--- What the task asks ---
Restate each of the lines below word for word and drop every picture.

----- Provided entries -----

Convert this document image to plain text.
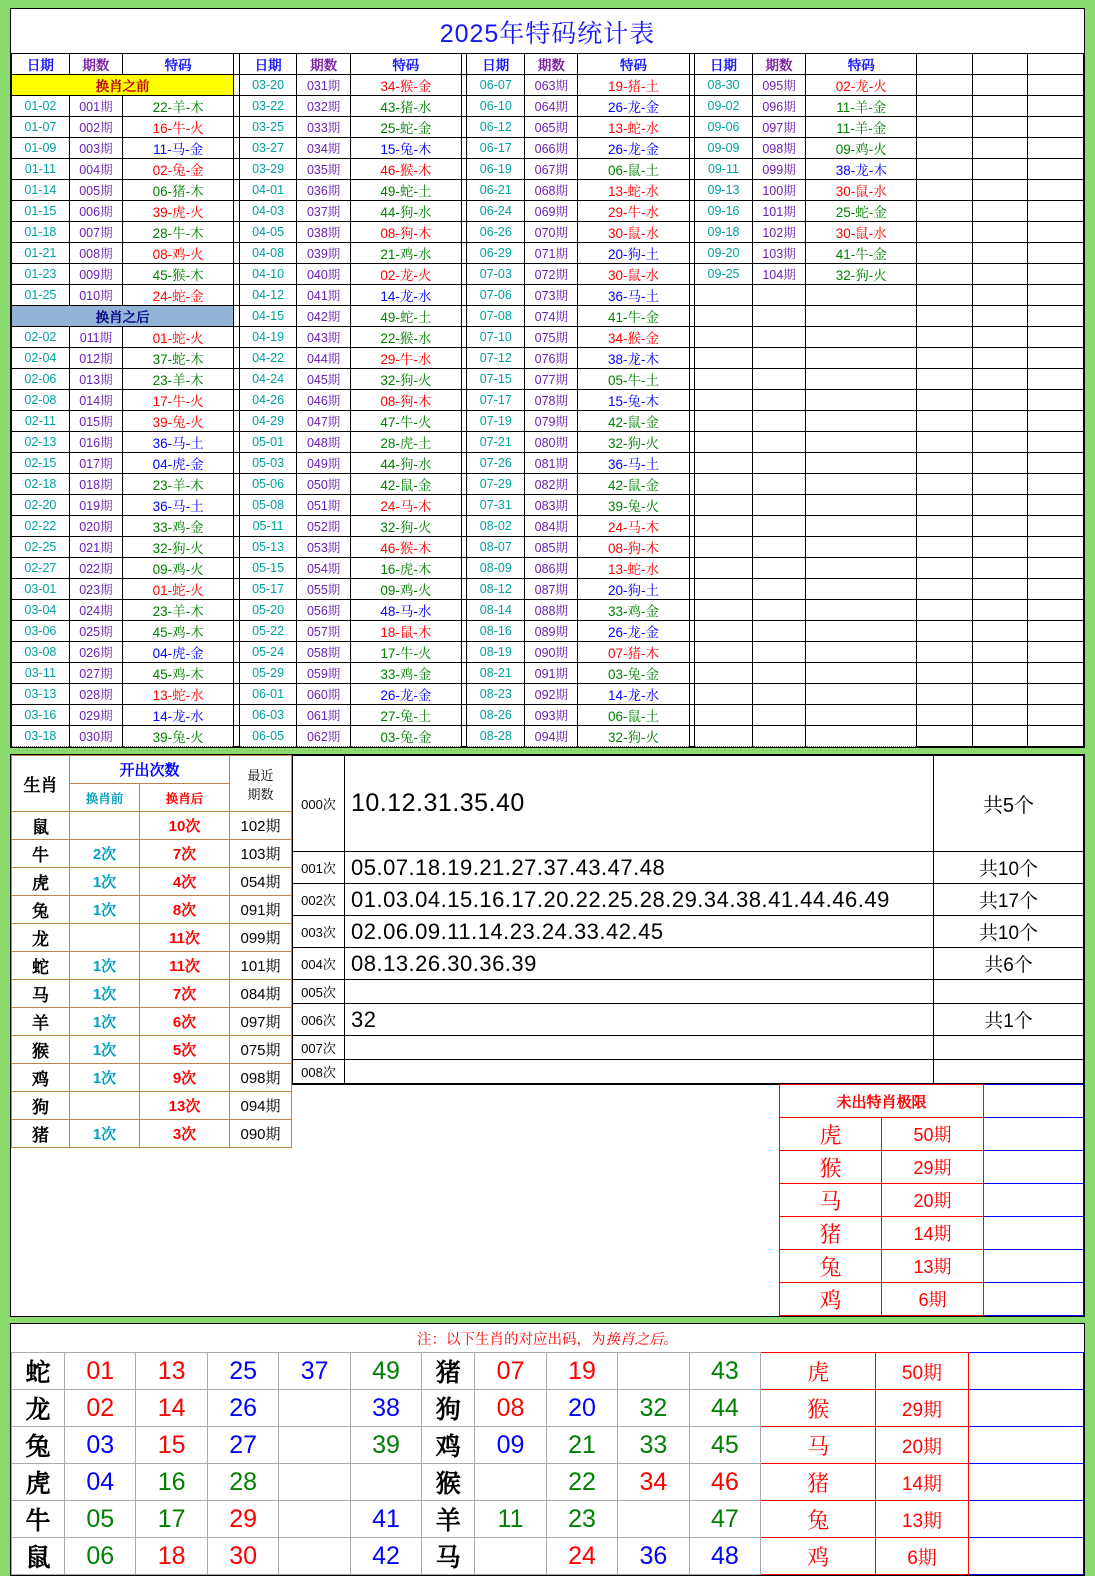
2025年特码统计表
日期	期数	特码		日期	期数	特码		日期	期数	特码		日期	期数	特码			
换肖之前				03-20	031期	34-猴-金		06-07	063期	19-猪-土		08-30	095期	02-龙-火			
01-02	001期	22-羊-木		03-22	032期	43-猪-水		06-10	064期	26-龙-金		09-02	096期	11-羊-金			
01-07	002期	16-牛-火		03-25	033期	25-蛇-金		06-12	065期	13-蛇-水		09-06	097期	11-羊-金			
01-09	003期	11-马-金		03-27	034期	15-兔-木		06-17	066期	26-龙-金		09-09	098期	09-鸡-火			
01-11	004期	02-兔-金		03-29	035期	46-猴-木		06-19	067期	06-鼠-土		09-11	099期	38-龙-木			
01-14	005期	06-猪-木		04-01	036期	49-蛇-土		06-21	068期	13-蛇-水		09-13	100期	30-鼠-水			
01-15	006期	39-虎-火		04-03	037期	44-狗-水		06-24	069期	29-牛-水		09-16	101期	25-蛇-金			
01-18	007期	28-牛-木		04-05	038期	08-狗-木		06-26	070期	30-鼠-水		09-18	102期	30-鼠-水			
01-21	008期	08-鸡-火		04-08	039期	21-鸡-水		06-29	071期	20-狗-土		09-20	103期	41-牛-金			
01-23	009期	45-猴-木		04-10	040期	02-龙-火		07-03	072期	30-鼠-水		09-25	104期	32-狗-火			
01-25	010期	24-蛇-金		04-12	041期	14-龙-水		07-06	073期	36-马-土							
换肖之后				04-15	042期	49-蛇-土		07-08	074期	41-牛-金							
02-02	011期	01-蛇-火		04-19	043期	22-猴-水		07-10	075期	34-猴-金							
02-04	012期	37-蛇-木		04-22	044期	29-牛-水		07-12	076期	38-龙-木							
02-06	013期	23-羊-木		04-24	045期	32-狗-火		07-15	077期	05-牛-土							
02-08	014期	17-牛-火		04-26	046期	08-狗-木		07-17	078期	15-兔-木							
02-11	015期	39-兔-火		04-29	047期	47-牛-火		07-19	079期	42-鼠-金							
02-13	016期	36-马-土		05-01	048期	28-虎-土		07-21	080期	32-狗-火							
02-15	017期	04-虎-金		05-03	049期	44-狗-水		07-26	081期	36-马-土							
02-18	018期	23-羊-木		05-06	050期	42-鼠-金		07-29	082期	42-鼠-金							
02-20	019期	36-马-土		05-08	051期	24-马-木		07-31	083期	39-兔-火							
02-22	020期	33-鸡-金		05-11	052期	32-狗-火		08-02	084期	24-马-木							
02-25	021期	32-狗-火		05-13	053期	46-猴-木		08-07	085期	08-狗-木							
02-27	022期	09-鸡-火		05-15	054期	16-虎-木		08-09	086期	13-蛇-水							
03-01	023期	01-蛇-火		05-17	055期	09-鸡-火		08-12	087期	20-狗-土							
03-04	024期	23-羊-木		05-20	056期	48-马-水		08-14	088期	33-鸡-金							
03-06	025期	45-鸡-木		05-22	057期	18-鼠-木		08-16	089期	26-龙-金							
03-08	026期	04-虎-金		05-24	058期	17-牛-火		08-19	090期	07-猪-木							
03-11	027期	45-鸡-木		05-29	059期	33-鸡-金		08-21	091期	03-兔-金							
03-13	028期	13-蛇-水		06-01	060期	26-龙-金		08-23	092期	14-龙-水							
03-16	029期	14-龙-水		06-03	061期	27-兔-土		08-26	093期	06-鼠-土							
03-18	030期	39-兔-火		06-05	062期	03-兔-金		08-28	094期	32-狗-火							
生肖	开出次数		最近
期数
	换肖前	换肖后	
鼠		10次	102期
牛	2次	7次	103期
虎	1次	4次	054期
兔	1次	8次	091期
龙		11次	099期
蛇	1次	11次	101期
马	1次	7次	084期
羊	1次	6次	097期
猴	1次	5次	075期
鸡	1次	9次	098期
狗		13次	094期
猪	1次	3次	090期
000次	10.12.31.35.40	共5个
001次	05.07.18.19.21.27.37.43.47.48	共10个
002次	01.03.04.15.16.17.20.22.25.28.29.34.38.41.44.46.49	共17个
003次	02.06.09.11.14.23.24.33.42.45	共10个
004次	08.13.26.30.36.39	共6个
005次		
006次	32	共1个
007次		
008次		
未出特肖极限		
虎	50期	
猴	29期	
马	20期	
猪	14期	
兔	13期	
鸡	6期	
注：以下生肖的对应出码，为换肖之后。
蛇	01	13	25	37	49	猪	07	19		43	虎	50期	
龙	02	14	26		38	狗	08	20	32	44	猴	29期	
兔	03	15	27		39	鸡	09	21	33	45	马	20期	
虎	04	16	28			猴		22	34	46	猪	14期	
牛	05	17	29		41	羊	11	23		47	兔	13期	
鼠	06	18	30		42	马		24	36	48	鸡	6期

-----

--- Exercise solution ---
Convert this document image to plain text.
2025年特码统计表
日期	期数	特码		日期	期数	特码		日期	期数	特码		日期	期数	特码			
换肖之前				03-20	031期	34-猴-金		06-07	063期	19-猪-土		08-30	095期	02-龙-火			
01-02	001期	22-羊-木		03-22	032期	43-猪-水		06-10	064期	26-龙-金		09-02	096期	11-羊-金			
01-07	002期	16-牛-火		03-25	033期	25-蛇-金		06-12	065期	13-蛇-水		09-06	097期	11-羊-金			
01-09	003期	11-马-金		03-27	034期	15-兔-木		06-17	066期	26-龙-金		09-09	098期	09-鸡-火			
01-11	004期	02-兔-金		03-29	035期	46-猴-木		06-19	067期	06-鼠-土		09-11	099期	38-龙-木			
01-14	005期	06-猪-木		04-01	036期	49-蛇-土		06-21	068期	13-蛇-水		09-13	100期	30-鼠-水			
01-15	006期	39-虎-火		04-03	037期	44-狗-水		06-24	069期	29-牛-水		09-16	101期	25-蛇-金			
01-18	007期	28-牛-木		04-05	038期	08-狗-木		06-26	070期	30-鼠-水		09-18	102期	30-鼠-水			
01-21	008期	08-鸡-火		04-08	039期	21-鸡-水		06-29	071期	20-狗-土		09-20	103期	41-牛-金			
01-23	009期	45-猴-木		04-10	040期	02-龙-火		07-03	072期	30-鼠-水		09-25	104期	32-狗-火			
01-25	010期	24-蛇-金		04-12	041期	14-龙-水		07-06	073期	36-马-土							
换肖之后				04-15	042期	49-蛇-土		07-08	074期	41-牛-金							
02-02	011期	01-蛇-火		04-19	043期	22-猴-水		07-10	075期	34-猴-金							
02-04	012期	37-蛇-木		04-22	044期	29-牛-水		07-12	076期	38-龙-木							
02-06	013期	23-羊-木		04-24	045期	32-狗-火		07-15	077期	05-牛-土							
02-08	014期	17-牛-火		04-26	046期	08-狗-木		07-17	078期	15-兔-木							
02-11	015期	39-兔-火		04-29	047期	47-牛-火		07-19	079期	42-鼠-金							
02-13	016期	36-马-土		05-01	048期	28-虎-土		07-21	080期	32-狗-火							
02-15	017期	04-虎-金		05-03	049期	44-狗-水		07-26	081期	36-马-土							
02-18	018期	23-羊-木		05-06	050期	42-鼠-金		07-29	082期	42-鼠-金							
02-20	019期	36-马-土		05-08	051期	24-马-木		07-31	083期	39-兔-火							
02-22	020期	33-鸡-金		05-11	052期	32-狗-火		08-02	084期	24-马-木							
02-25	021期	32-狗-火		05-13	053期	46-猴-木		08-07	085期	08-狗-木							
02-27	022期	09-鸡-火		05-15	054期	16-虎-木		08-09	086期	13-蛇-水							
03-01	023期	01-蛇-火		05-17	055期	09-鸡-火		08-12	087期	20-狗-土							
03-04	024期	23-羊-木		05-20	056期	48-马-水		08-14	088期	33-鸡-金							
03-06	025期	45-鸡-木		05-22	057期	18-鼠-木		08-16	089期	26-龙-金							
03-08	026期	04-虎-金		05-24	058期	17-牛-火		08-19	090期	07-猪-木							
03-11	027期	45-鸡-木		05-29	059期	33-鸡-金		08-21	091期	03-兔-金							
03-13	028期	13-蛇-水		06-01	060期	26-龙-金		08-23	092期	14-龙-水							
03-16	029期	14-龙-水		06-03	061期	27-兔-土		08-26	093期	06-鼠-土							
03-18	030期	39-兔-火		06-05	062期	03-兔-金		08-28	094期	32-狗-火							
生肖	开出次数		最近
期数
	换肖前	换肖后	
鼠		10次	102期
牛	2次	7次	103期
虎	1次	4次	054期
兔	1次	8次	091期
龙		11次	099期
蛇	1次	11次	101期
马	1次	7次	084期
羊	1次	6次	097期
猴	1次	5次	075期
鸡	1次	9次	098期
狗		13次	094期
猪	1次	3次	090期
000次	10.12.31.35.40	共5个
001次	05.07.18.19.21.27.37.43.47.48	共10个
002次	01.03.04.15.16.17.20.22.25.28.29.34.38.41.44.46.49	共17个
003次	02.06.09.11.14.23.24.33.42.45	共10个
004次	08.13.26.30.36.39	共6个
005次		
006次	32	共1个
007次		
008次		
未出特肖极限		
虎	50期	
猴	29期	
马	20期	
猪	14期	
兔	13期	
鸡	6期	
注：以下生肖的对应出码，为换肖之后。
蛇	01	13	25	37	49	猪	07	19		43	虎	50期	
龙	02	14	26		38	狗	08	20	32	44	猴	29期	
兔	03	15	27		39	鸡	09	21	33	45	马	20期	
虎	04	16	28			猴		22	34	46	猪	14期	
牛	05	17	29		41	羊	11	23		47	兔	13期	
鼠	06	18	30		42	马		24	36	48	鸡	6期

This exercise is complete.